GIVEN RECORDS
+-------+

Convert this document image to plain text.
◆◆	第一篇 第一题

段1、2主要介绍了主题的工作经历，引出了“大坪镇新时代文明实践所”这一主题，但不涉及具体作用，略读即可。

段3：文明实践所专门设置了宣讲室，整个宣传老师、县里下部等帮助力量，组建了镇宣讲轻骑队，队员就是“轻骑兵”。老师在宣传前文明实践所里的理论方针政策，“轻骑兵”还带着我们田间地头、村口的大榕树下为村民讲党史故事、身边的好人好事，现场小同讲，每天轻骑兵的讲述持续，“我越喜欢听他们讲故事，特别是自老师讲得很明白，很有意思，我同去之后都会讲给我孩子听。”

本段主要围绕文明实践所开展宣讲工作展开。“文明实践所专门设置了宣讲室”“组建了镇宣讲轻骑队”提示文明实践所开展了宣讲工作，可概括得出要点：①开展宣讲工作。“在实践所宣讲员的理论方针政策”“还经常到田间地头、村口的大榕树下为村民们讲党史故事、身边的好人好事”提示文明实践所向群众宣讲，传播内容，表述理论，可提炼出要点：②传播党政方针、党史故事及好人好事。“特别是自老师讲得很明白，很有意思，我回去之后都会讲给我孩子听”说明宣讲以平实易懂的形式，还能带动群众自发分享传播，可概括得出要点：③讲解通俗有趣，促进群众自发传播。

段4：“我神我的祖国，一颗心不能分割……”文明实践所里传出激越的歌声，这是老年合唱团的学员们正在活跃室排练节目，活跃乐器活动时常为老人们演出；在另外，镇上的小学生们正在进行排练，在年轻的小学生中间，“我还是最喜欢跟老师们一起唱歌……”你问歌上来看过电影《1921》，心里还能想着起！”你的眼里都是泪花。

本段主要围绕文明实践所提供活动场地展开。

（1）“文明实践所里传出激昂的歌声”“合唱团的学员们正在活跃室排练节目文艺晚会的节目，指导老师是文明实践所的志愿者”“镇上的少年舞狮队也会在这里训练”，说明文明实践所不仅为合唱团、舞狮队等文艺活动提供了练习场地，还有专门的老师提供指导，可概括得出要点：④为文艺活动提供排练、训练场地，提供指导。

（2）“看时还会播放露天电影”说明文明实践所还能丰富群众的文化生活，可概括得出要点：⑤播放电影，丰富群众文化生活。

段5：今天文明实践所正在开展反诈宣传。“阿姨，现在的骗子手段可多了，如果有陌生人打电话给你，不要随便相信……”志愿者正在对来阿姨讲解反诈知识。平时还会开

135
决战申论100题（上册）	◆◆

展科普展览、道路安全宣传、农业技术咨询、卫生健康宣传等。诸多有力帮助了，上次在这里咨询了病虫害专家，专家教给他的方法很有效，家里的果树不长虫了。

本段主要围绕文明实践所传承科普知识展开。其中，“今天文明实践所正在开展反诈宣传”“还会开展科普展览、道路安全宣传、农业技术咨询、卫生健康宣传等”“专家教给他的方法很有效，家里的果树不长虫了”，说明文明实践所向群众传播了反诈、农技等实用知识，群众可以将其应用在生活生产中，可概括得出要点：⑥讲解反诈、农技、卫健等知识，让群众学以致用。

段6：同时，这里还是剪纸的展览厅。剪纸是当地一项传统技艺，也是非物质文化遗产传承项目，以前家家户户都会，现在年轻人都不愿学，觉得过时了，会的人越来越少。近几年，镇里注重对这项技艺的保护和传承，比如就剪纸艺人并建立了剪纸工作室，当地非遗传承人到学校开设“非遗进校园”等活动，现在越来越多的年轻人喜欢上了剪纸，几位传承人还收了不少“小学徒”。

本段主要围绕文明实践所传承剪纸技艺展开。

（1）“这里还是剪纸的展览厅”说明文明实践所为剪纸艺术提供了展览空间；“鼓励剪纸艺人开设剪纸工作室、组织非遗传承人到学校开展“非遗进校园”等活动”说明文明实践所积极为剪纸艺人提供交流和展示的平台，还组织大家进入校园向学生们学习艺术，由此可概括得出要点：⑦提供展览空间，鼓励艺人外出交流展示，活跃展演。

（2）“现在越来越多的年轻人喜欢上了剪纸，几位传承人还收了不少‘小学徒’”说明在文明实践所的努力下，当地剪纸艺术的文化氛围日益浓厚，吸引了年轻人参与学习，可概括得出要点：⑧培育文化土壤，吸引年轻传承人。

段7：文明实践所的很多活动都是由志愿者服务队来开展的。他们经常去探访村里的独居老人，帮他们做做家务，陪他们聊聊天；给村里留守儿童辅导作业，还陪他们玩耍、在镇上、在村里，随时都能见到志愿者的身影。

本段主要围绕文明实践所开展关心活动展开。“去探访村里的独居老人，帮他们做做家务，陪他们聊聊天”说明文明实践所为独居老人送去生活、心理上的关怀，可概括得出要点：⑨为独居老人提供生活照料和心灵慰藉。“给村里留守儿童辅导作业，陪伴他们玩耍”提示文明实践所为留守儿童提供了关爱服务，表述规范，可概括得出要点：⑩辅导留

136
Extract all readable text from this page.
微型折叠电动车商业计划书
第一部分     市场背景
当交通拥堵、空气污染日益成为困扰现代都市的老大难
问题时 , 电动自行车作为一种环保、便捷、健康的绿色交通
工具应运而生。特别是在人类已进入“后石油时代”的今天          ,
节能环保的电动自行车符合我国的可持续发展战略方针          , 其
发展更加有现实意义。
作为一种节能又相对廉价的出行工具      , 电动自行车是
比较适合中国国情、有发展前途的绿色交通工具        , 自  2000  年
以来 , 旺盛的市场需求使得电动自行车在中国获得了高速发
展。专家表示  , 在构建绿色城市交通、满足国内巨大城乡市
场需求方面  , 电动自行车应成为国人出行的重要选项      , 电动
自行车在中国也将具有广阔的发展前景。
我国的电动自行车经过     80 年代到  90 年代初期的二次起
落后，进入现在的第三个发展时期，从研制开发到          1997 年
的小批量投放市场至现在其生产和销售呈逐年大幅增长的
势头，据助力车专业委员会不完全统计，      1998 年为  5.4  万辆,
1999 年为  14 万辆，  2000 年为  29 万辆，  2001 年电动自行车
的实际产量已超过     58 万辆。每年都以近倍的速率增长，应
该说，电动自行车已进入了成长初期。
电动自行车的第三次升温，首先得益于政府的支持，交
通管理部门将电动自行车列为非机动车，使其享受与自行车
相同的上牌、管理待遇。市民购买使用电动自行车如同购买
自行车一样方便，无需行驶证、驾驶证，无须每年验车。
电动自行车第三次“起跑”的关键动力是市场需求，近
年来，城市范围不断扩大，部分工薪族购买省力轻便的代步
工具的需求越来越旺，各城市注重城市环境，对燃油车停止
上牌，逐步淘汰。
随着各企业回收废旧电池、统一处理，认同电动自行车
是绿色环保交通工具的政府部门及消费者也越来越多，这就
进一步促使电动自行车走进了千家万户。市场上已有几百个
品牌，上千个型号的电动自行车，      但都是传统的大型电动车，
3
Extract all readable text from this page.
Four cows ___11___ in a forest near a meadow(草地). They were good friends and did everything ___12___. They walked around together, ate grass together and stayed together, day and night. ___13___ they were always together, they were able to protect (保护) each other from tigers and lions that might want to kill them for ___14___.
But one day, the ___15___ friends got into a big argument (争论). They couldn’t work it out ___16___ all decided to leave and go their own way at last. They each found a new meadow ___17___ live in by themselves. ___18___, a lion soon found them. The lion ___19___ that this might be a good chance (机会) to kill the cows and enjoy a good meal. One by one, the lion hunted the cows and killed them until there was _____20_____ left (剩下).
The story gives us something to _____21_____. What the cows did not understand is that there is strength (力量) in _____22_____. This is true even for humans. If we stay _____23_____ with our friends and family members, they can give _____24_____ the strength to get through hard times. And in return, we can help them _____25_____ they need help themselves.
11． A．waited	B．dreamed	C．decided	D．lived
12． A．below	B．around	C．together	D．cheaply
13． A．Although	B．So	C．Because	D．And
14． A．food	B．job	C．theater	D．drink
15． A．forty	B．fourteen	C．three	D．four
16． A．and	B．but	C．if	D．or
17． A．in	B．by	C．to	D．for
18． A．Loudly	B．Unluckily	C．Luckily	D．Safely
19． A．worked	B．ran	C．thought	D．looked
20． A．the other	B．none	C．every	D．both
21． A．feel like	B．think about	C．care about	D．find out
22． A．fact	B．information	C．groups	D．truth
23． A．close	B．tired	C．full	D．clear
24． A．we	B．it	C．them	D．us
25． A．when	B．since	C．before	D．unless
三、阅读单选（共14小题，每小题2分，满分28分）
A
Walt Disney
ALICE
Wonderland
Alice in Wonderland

+-------+

JOB
Determine how many lines of the data contain "组建了镇宣讲轻骑队" and give nothing but that number.

EXERCISE OUTPUT
2